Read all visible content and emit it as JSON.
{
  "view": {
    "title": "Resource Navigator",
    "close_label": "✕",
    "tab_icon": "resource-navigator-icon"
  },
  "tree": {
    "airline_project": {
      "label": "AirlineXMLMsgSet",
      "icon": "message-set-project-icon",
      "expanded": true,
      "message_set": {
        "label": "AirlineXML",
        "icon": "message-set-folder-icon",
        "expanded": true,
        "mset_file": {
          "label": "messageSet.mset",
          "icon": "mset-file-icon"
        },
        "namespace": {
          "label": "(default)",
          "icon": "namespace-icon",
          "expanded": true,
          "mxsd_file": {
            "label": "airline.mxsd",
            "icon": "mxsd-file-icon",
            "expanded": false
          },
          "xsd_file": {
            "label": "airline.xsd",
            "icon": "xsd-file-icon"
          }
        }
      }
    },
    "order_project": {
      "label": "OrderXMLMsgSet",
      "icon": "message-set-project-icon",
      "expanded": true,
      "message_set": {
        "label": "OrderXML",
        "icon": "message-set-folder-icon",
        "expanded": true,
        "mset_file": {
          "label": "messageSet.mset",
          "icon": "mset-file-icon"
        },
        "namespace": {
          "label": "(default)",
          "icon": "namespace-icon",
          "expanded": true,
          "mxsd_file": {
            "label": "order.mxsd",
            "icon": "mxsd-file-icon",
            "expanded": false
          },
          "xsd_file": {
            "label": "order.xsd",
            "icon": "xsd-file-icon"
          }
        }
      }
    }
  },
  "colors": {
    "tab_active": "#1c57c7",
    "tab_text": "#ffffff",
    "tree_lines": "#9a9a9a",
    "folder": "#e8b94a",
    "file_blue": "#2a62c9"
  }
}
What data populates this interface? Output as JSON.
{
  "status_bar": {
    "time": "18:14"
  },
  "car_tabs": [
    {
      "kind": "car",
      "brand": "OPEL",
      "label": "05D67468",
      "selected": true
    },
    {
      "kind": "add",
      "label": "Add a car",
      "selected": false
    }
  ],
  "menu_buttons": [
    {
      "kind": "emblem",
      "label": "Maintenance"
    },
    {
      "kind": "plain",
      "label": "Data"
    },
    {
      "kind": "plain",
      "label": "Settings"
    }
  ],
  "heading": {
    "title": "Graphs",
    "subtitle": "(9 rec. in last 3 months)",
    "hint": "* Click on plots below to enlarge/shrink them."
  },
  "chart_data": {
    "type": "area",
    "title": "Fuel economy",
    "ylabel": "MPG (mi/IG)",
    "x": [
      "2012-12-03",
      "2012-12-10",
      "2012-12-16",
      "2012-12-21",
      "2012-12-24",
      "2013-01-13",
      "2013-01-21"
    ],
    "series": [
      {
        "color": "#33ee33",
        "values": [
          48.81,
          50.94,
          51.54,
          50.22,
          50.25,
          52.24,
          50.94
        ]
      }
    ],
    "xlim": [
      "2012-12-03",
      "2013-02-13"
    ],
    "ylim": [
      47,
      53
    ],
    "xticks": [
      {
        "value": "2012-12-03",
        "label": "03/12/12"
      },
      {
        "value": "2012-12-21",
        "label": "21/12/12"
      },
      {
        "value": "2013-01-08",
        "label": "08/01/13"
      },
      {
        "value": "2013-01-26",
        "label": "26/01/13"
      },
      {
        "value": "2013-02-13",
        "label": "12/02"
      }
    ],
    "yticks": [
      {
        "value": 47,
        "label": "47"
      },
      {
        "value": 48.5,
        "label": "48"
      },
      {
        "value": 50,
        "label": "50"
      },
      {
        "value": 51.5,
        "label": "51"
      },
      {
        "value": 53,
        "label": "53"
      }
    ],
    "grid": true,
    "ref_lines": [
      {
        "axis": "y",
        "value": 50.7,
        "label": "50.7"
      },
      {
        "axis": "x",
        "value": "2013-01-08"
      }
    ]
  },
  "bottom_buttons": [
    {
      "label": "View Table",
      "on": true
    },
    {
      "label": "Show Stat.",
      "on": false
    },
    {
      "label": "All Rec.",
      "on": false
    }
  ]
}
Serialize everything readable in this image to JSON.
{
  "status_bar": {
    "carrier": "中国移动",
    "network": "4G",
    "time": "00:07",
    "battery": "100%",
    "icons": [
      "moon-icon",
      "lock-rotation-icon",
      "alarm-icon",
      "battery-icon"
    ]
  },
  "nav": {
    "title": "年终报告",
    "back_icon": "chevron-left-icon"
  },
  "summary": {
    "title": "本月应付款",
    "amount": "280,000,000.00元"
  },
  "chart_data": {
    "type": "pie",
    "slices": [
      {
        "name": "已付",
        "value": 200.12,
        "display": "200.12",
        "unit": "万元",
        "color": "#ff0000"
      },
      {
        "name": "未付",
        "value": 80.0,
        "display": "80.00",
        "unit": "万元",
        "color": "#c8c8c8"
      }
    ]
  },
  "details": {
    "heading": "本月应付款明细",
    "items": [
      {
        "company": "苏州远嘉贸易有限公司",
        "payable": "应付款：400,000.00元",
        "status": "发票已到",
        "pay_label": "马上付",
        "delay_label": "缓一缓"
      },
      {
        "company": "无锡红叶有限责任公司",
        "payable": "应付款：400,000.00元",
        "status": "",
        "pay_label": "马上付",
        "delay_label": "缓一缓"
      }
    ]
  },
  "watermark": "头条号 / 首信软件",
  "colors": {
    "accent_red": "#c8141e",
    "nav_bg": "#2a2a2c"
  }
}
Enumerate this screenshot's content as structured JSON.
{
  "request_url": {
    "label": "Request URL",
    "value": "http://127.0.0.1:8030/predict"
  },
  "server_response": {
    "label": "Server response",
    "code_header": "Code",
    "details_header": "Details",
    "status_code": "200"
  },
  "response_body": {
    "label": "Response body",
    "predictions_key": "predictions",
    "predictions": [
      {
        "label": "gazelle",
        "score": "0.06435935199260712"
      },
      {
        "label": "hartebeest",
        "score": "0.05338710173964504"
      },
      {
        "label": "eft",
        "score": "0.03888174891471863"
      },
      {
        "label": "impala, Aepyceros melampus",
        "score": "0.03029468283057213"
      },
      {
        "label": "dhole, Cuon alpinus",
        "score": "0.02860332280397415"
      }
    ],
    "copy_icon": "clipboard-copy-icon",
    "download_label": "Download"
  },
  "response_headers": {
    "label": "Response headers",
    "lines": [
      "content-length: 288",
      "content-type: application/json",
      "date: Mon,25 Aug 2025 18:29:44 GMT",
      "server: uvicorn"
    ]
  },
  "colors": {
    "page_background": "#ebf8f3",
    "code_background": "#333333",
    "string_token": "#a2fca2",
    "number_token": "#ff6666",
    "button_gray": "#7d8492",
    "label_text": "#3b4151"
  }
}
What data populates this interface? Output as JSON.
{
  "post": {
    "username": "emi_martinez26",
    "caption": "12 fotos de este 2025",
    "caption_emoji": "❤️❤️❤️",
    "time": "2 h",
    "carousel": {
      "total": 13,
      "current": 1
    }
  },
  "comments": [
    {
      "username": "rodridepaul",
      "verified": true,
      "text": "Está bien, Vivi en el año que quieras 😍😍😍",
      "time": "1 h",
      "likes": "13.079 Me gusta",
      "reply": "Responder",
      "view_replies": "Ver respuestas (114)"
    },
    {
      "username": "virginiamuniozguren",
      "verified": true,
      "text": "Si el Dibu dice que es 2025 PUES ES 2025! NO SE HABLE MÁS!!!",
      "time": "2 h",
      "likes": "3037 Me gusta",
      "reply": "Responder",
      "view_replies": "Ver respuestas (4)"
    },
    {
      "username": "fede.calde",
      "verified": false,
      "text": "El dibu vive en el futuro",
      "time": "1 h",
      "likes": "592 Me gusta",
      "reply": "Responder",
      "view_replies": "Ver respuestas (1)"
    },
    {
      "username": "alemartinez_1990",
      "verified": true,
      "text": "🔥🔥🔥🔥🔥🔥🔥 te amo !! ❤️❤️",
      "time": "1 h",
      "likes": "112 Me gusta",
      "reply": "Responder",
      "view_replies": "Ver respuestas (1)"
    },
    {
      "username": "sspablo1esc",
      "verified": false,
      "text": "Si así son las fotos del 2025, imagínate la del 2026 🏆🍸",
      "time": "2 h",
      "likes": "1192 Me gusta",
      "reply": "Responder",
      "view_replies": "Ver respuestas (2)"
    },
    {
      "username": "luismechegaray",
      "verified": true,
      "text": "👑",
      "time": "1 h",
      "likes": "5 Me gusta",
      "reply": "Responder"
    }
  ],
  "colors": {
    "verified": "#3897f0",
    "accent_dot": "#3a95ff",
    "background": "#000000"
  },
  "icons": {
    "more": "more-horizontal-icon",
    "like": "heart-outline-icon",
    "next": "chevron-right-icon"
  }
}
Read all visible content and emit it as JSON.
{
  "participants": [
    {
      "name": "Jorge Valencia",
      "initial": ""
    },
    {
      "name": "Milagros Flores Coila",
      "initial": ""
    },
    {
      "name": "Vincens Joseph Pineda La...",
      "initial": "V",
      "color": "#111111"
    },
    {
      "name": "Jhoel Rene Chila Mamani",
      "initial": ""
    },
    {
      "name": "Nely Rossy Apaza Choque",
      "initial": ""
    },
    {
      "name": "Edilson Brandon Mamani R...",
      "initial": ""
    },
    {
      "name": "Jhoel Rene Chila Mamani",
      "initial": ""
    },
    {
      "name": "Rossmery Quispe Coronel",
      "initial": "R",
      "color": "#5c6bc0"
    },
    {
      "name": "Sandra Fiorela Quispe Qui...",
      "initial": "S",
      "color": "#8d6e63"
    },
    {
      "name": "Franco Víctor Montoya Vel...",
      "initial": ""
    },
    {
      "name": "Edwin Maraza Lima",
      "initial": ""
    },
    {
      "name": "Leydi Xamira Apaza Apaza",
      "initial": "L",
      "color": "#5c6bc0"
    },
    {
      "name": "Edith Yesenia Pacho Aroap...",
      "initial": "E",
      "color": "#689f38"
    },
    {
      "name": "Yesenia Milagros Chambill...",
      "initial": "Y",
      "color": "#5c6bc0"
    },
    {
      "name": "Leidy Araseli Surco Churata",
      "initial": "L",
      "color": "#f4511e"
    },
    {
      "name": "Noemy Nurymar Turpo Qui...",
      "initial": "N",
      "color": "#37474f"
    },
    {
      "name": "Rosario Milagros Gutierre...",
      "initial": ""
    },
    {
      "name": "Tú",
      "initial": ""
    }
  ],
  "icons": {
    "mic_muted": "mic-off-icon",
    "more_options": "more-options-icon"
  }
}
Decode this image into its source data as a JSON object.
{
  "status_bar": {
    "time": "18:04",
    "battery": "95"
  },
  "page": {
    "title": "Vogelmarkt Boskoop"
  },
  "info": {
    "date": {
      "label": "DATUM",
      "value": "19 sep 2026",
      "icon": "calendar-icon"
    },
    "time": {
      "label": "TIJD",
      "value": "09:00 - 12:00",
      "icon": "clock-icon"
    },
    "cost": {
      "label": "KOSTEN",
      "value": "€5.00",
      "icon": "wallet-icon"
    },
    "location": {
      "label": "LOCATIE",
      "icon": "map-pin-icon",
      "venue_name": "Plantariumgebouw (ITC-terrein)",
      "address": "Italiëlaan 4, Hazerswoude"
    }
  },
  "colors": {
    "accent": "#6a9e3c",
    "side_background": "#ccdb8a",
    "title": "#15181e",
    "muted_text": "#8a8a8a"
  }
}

_ _ _ _ _ _ _

### [PROBLEM TO WORK ON]
From the entries above, copy each line holding "chevron".

### [SOLUTION FOR THIS EXERCISE]
    "back_icon": "chevron-left-icon"
    "next": "chevron-right-icon"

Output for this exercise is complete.